-- Work instructions --
Every line in the listing is to be echoed verbatim.
— start Listing —
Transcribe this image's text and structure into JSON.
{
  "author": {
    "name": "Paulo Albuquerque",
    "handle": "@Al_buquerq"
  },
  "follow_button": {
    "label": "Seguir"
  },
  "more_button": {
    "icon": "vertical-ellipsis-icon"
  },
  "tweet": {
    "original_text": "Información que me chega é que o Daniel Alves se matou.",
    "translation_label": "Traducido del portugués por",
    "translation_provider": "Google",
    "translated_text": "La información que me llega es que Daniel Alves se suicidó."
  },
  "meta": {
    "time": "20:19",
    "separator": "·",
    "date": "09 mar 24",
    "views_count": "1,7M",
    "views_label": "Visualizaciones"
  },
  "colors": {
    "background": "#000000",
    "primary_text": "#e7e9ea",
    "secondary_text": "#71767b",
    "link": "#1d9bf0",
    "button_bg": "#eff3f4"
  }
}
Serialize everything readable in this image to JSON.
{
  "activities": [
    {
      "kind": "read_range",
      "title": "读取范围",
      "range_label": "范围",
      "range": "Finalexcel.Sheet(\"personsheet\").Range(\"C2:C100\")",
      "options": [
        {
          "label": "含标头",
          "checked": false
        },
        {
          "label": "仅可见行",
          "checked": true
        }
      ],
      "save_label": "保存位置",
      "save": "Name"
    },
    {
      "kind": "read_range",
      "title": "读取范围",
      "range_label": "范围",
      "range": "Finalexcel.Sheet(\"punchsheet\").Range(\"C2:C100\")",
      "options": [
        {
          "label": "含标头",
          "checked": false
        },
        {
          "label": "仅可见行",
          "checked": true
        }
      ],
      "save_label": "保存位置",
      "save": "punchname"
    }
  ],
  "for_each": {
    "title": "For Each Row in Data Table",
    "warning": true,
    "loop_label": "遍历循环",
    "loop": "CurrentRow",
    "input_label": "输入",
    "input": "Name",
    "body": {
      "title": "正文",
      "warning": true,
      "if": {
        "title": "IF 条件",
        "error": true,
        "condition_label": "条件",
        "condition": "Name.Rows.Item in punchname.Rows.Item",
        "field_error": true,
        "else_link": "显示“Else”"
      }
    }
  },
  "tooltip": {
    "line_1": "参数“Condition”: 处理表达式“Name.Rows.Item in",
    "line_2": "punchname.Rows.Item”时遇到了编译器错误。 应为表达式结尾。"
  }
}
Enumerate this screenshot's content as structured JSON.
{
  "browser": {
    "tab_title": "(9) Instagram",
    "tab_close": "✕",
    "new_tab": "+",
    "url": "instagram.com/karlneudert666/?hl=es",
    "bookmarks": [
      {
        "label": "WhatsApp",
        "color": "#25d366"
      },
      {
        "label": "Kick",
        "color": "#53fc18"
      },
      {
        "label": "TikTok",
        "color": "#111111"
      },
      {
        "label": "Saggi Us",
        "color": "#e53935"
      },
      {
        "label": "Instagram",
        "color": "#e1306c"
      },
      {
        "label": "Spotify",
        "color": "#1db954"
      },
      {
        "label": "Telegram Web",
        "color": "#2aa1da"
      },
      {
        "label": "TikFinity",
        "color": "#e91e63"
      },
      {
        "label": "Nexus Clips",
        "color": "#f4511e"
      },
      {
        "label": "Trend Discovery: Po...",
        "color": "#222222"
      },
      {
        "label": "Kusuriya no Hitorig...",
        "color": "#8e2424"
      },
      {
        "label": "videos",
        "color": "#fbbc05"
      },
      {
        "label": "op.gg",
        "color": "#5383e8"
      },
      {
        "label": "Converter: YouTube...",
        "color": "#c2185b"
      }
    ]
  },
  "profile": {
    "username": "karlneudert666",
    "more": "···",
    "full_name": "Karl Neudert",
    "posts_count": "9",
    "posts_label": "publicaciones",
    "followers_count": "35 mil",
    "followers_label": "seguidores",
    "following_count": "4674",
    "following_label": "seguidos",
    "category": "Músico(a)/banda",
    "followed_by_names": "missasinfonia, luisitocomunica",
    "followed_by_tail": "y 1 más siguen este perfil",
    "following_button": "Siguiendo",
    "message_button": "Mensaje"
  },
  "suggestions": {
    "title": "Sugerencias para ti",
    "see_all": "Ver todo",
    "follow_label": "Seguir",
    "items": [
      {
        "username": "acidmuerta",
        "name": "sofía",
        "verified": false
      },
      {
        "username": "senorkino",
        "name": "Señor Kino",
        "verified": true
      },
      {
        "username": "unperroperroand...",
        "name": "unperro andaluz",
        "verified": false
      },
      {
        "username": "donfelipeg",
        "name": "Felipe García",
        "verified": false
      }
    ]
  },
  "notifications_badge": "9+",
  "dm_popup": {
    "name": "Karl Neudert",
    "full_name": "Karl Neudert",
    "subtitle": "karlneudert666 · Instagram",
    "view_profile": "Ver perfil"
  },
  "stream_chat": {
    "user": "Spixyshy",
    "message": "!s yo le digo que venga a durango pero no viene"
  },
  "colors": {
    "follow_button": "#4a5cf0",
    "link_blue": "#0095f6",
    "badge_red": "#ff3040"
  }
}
— end Listing —
-- Output for this task --
Transcribe this image's text and structure into JSON.
{
  "author": {
    "name": "Paulo Albuquerque",
    "handle": "@Al_buquerq"
  },
  "follow_button": {
    "label": "Seguir"
  },
  "more_button": {
    "icon": "vertical-ellipsis-icon"
  },
  "tweet": {
    "original_text": "Información que me chega é que o Daniel Alves se matou.",
    "translation_label": "Traducido del portugués por",
    "translation_provider": "Google",
    "translated_text": "La información que me llega es que Daniel Alves se suicidó."
  },
  "meta": {
    "time": "20:19",
    "separator": "·",
    "date": "09 mar 24",
    "views_count": "1,7M",
    "views_label": "Visualizaciones"
  },
  "colors": {
    "background": "#000000",
    "primary_text": "#e7e9ea",
    "secondary_text": "#71767b",
    "link": "#1d9bf0",
    "button_bg": "#eff3f4"
  }
}
Serialize everything readable in this image to JSON.
{
  "activities": [
    {
      "kind": "read_range",
      "title": "读取范围",
      "range_label": "范围",
      "range": "Finalexcel.Sheet(\"personsheet\").Range(\"C2:C100\")",
      "options": [
        {
          "label": "含标头",
          "checked": false
        },
        {
          "label": "仅可见行",
          "checked": true
        }
      ],
      "save_label": "保存位置",
      "save": "Name"
    },
    {
      "kind": "read_range",
      "title": "读取范围",
      "range_label": "范围",
      "range": "Finalexcel.Sheet(\"punchsheet\").Range(\"C2:C100\")",
      "options": [
        {
          "label": "含标头",
          "checked": false
        },
        {
          "label": "仅可见行",
          "checked": true
        }
      ],
      "save_label": "保存位置",
      "save": "punchname"
    }
  ],
  "for_each": {
    "title": "For Each Row in Data Table",
    "warning": true,
    "loop_label": "遍历循环",
    "loop": "CurrentRow",
    "input_label": "输入",
    "input": "Name",
    "body": {
      "title": "正文",
      "warning": true,
      "if": {
        "title": "IF 条件",
        "error": true,
        "condition_label": "条件",
        "condition": "Name.Rows.Item in punchname.Rows.Item",
        "field_error": true,
        "else_link": "显示“Else”"
      }
    }
  },
  "tooltip": {
    "line_1": "参数“Condition”: 处理表达式“Name.Rows.Item in",
    "line_2": "punchname.Rows.Item”时遇到了编译器错误。 应为表达式结尾。"
  }
}
Enumerate this screenshot's content as structured JSON.
{
  "browser": {
    "tab_title": "(9) Instagram",
    "tab_close": "✕",
    "new_tab": "+",
    "url": "instagram.com/karlneudert666/?hl=es",
    "bookmarks": [
      {
        "label": "WhatsApp",
        "color": "#25d366"
      },
      {
        "label": "Kick",
        "color": "#53fc18"
      },
      {
        "label": "TikTok",
        "color": "#111111"
      },
      {
        "label": "Saggi Us",
        "color": "#e53935"
      },
      {
        "label": "Instagram",
        "color": "#e1306c"
      },
      {
        "label": "Spotify",
        "color": "#1db954"
      },
      {
        "label": "Telegram Web",
        "color": "#2aa1da"
      },
      {
        "label": "TikFinity",
        "color": "#e91e63"
      },
      {
        "label": "Nexus Clips",
        "color": "#f4511e"
      },
      {
        "label": "Trend Discovery: Po...",
        "color": "#222222"
      },
      {
        "label": "Kusuriya no Hitorig...",
        "color": "#8e2424"
      },
      {
        "label": "videos",
        "color": "#fbbc05"
      },
      {
        "label": "op.gg",
        "color": "#5383e8"
      },
      {
        "label": "Converter: YouTube...",
        "color": "#c2185b"
      }
    ]
  },
  "profile": {
    "username": "karlneudert666",
    "more": "···",
    "full_name": "Karl Neudert",
    "posts_count": "9",
    "posts_label": "publicaciones",
    "followers_count": "35 mil",
    "followers_label": "seguidores",
    "following_count": "4674",
    "following_label": "seguidos",
    "category": "Músico(a)/banda",
    "followed_by_names": "missasinfonia, luisitocomunica",
    "followed_by_tail": "y 1 más siguen este perfil",
    "following_button": "Siguiendo",
    "message_button": "Mensaje"
  },
  "suggestions": {
    "title": "Sugerencias para ti",
    "see_all": "Ver todo",
    "follow_label": "Seguir",
    "items": [
      {
        "username": "acidmuerta",
        "name": "sofía",
        "verified": false
      },
      {
        "username": "senorkino",
        "name": "Señor Kino",
        "verified": true
      },
      {
        "username": "unperroperroand...",
        "name": "unperro andaluz",
        "verified": false
      },
      {
        "username": "donfelipeg",
        "name": "Felipe García",
        "verified": false
      }
    ]
  },
  "notifications_badge": "9+",
  "dm_popup": {
    "name": "Karl Neudert",
    "full_name": "Karl Neudert",
    "subtitle": "karlneudert666 · Instagram",
    "view_profile": "Ver perfil"
  },
  "stream_chat": {
    "user": "Spixyshy",
    "message": "!s yo le digo que venga a durango pero no viene"
  },
  "colors": {
    "follow_button": "#4a5cf0",
    "link_blue": "#0095f6",
    "badge_red": "#ff3040"
  }
}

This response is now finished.